_Required task_
Omit the images. Copy each entry word for word.

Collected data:
——————————

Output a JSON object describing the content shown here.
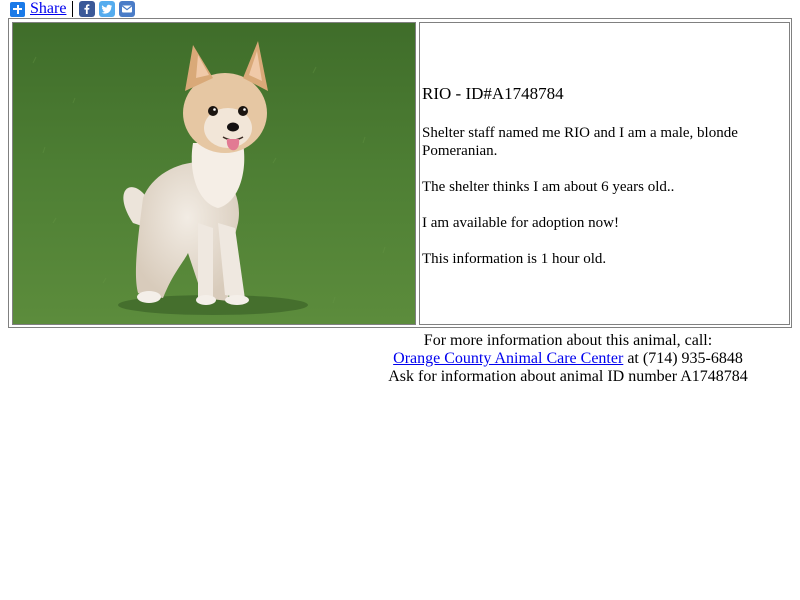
{
  "share": {
    "label": "Share",
    "icons": [
      "share-plus-icon",
      "facebook-icon",
      "twitter-icon",
      "email-icon"
    ],
    "colors": {
      "share": "#1a7ae8",
      "facebook": "#3b5998",
      "twitter": "#55acee",
      "email": "#4a7cc7"
    }
  },
  "pet": {
    "title": "RIO - ID#A1748784",
    "description": "Shelter staff named me RIO and I am a male, blonde Pomeranian.",
    "age": "The shelter thinks I am about 6 years old..",
    "availability": "I am available for adoption now!",
    "freshness": "This information is 1 hour old.",
    "photo_subject": "pomeranian-dog-photo"
  },
  "contact": {
    "line1": "For more information about this animal, call:",
    "center_link": "Orange County Animal Care Center",
    "phone_prefix": " at (714) 935-6848",
    "line3": "Ask for information about animal ID number A1748784"
  },
  "colors": {
    "link": "#0000ee",
    "grass": "#4a7a32",
    "border": "#808080"
  }
}
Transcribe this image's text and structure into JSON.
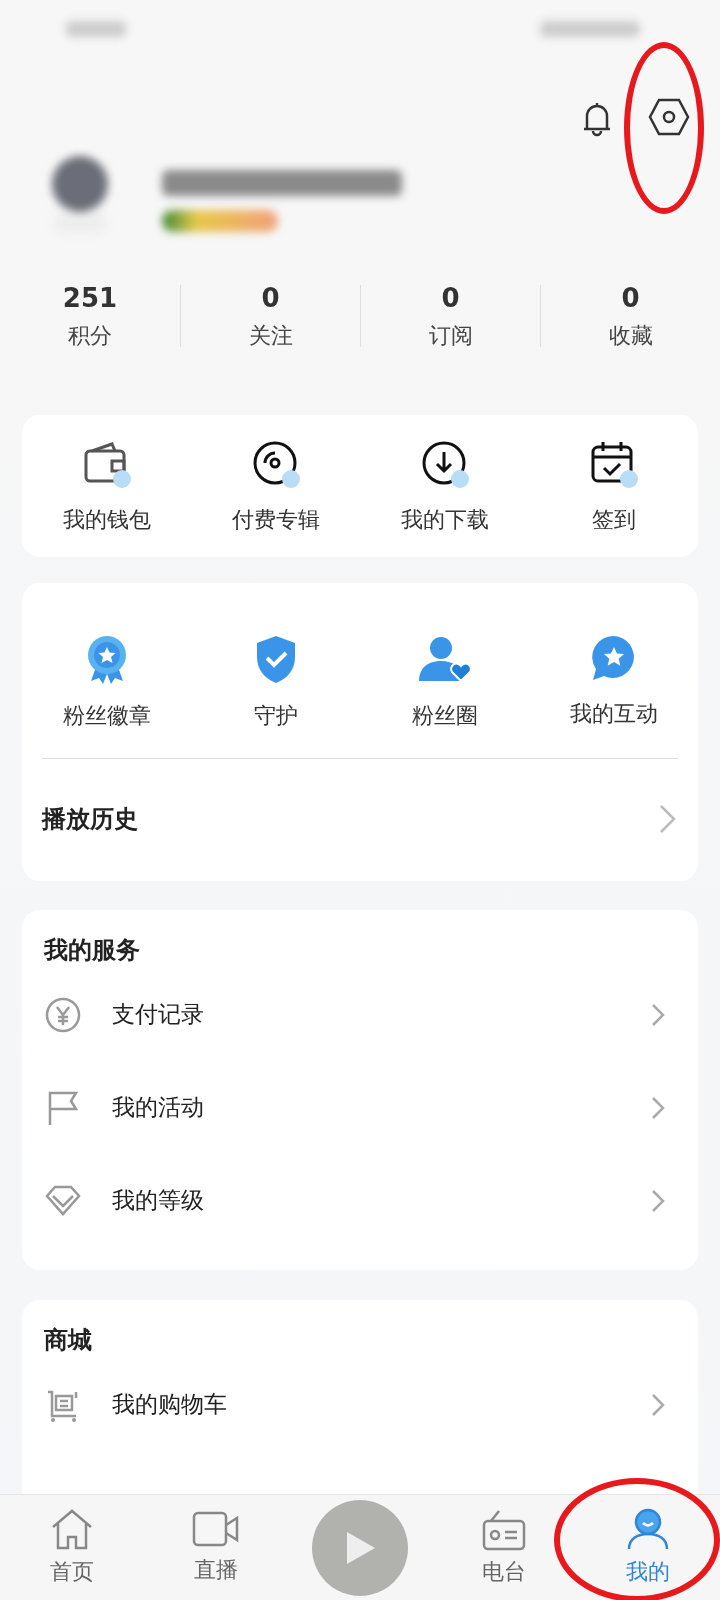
{
  "stats": [
    {
      "value": "251",
      "label": "积分"
    },
    {
      "value": "0",
      "label": "关注"
    },
    {
      "value": "0",
      "label": "订阅"
    },
    {
      "value": "0",
      "label": "收藏"
    }
  ],
  "quick_actions": [
    {
      "label": "我的钱包"
    },
    {
      "label": "付费专辑"
    },
    {
      "label": "我的下载"
    },
    {
      "label": "签到"
    }
  ],
  "fan_actions": [
    {
      "label": "粉丝徽章"
    },
    {
      "label": "守护"
    },
    {
      "label": "粉丝圈"
    },
    {
      "label": "我的互动"
    }
  ],
  "history": {
    "title": "播放历史"
  },
  "services": {
    "title": "我的服务",
    "items": [
      {
        "label": "支付记录"
      },
      {
        "label": "我的活动"
      },
      {
        "label": "我的等级"
      }
    ]
  },
  "mall": {
    "title": "商城",
    "items": [
      {
        "label": "我的购物车"
      }
    ]
  },
  "tab_bar": {
    "tabs": [
      {
        "label": "首页",
        "selected": false
      },
      {
        "label": "直播",
        "selected": false
      },
      {
        "label": "电台",
        "selected": false
      },
      {
        "label": "我的",
        "selected": true
      }
    ]
  }
}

——————————

_Answer to the problem_
Output a JSON object describing the content shown here.
{
  "share": {
    "label": "Share",
    "icons": [
      "share-plus-icon",
      "facebook-icon",
      "twitter-icon",
      "email-icon"
    ],
    "colors": {
      "share": "#1a7ae8",
      "facebook": "#3b5998",
      "twitter": "#55acee",
      "email": "#4a7cc7"
    }
  },
  "pet": {
    "title": "RIO - ID#A1748784",
    "description": "Shelter staff named me RIO and I am a male, blonde Pomeranian.",
    "age": "The shelter thinks I am about 6 years old..",
    "availability": "I am available for adoption now!",
    "freshness": "This information is 1 hour old.",
    "photo_subject": "pomeranian-dog-photo"
  },
  "contact": {
    "line1": "For more information about this animal, call:",
    "center_link": "Orange County Animal Care Center",
    "phone_prefix": " at (714) 935-6848",
    "line3": "Ask for information about animal ID number A1748784"
  },
  "colors": {
    "link": "#0000ee",
    "grass": "#4a7a32",
    "border": "#808080"
  }
}
Transcribe this image's text and structure into JSON.
{
  "stats": [
    {
      "value": "251",
      "label": "积分"
    },
    {
      "value": "0",
      "label": "关注"
    },
    {
      "value": "0",
      "label": "订阅"
    },
    {
      "value": "0",
      "label": "收藏"
    }
  ],
  "quick_actions": [
    {
      "label": "我的钱包"
    },
    {
      "label": "付费专辑"
    },
    {
      "label": "我的下载"
    },
    {
      "label": "签到"
    }
  ],
  "fan_actions": [
    {
      "label": "粉丝徽章"
    },
    {
      "label": "守护"
    },
    {
      "label": "粉丝圈"
    },
    {
      "label": "我的互动"
    }
  ],
  "history": {
    "title": "播放历史"
  },
  "services": {
    "title": "我的服务",
    "items": [
      {
        "label": "支付记录"
      },
      {
        "label": "我的活动"
      },
      {
        "label": "我的等级"
      }
    ]
  },
  "mall": {
    "title": "商城",
    "items": [
      {
        "label": "我的购物车"
      }
    ]
  },
  "tab_bar": {
    "tabs": [
      {
        "label": "首页",
        "selected": false
      },
      {
        "label": "直播",
        "selected": false
      },
      {
        "label": "电台",
        "selected": false
      },
      {
        "label": "我的",
        "selected": true
      }
    ]
  }
}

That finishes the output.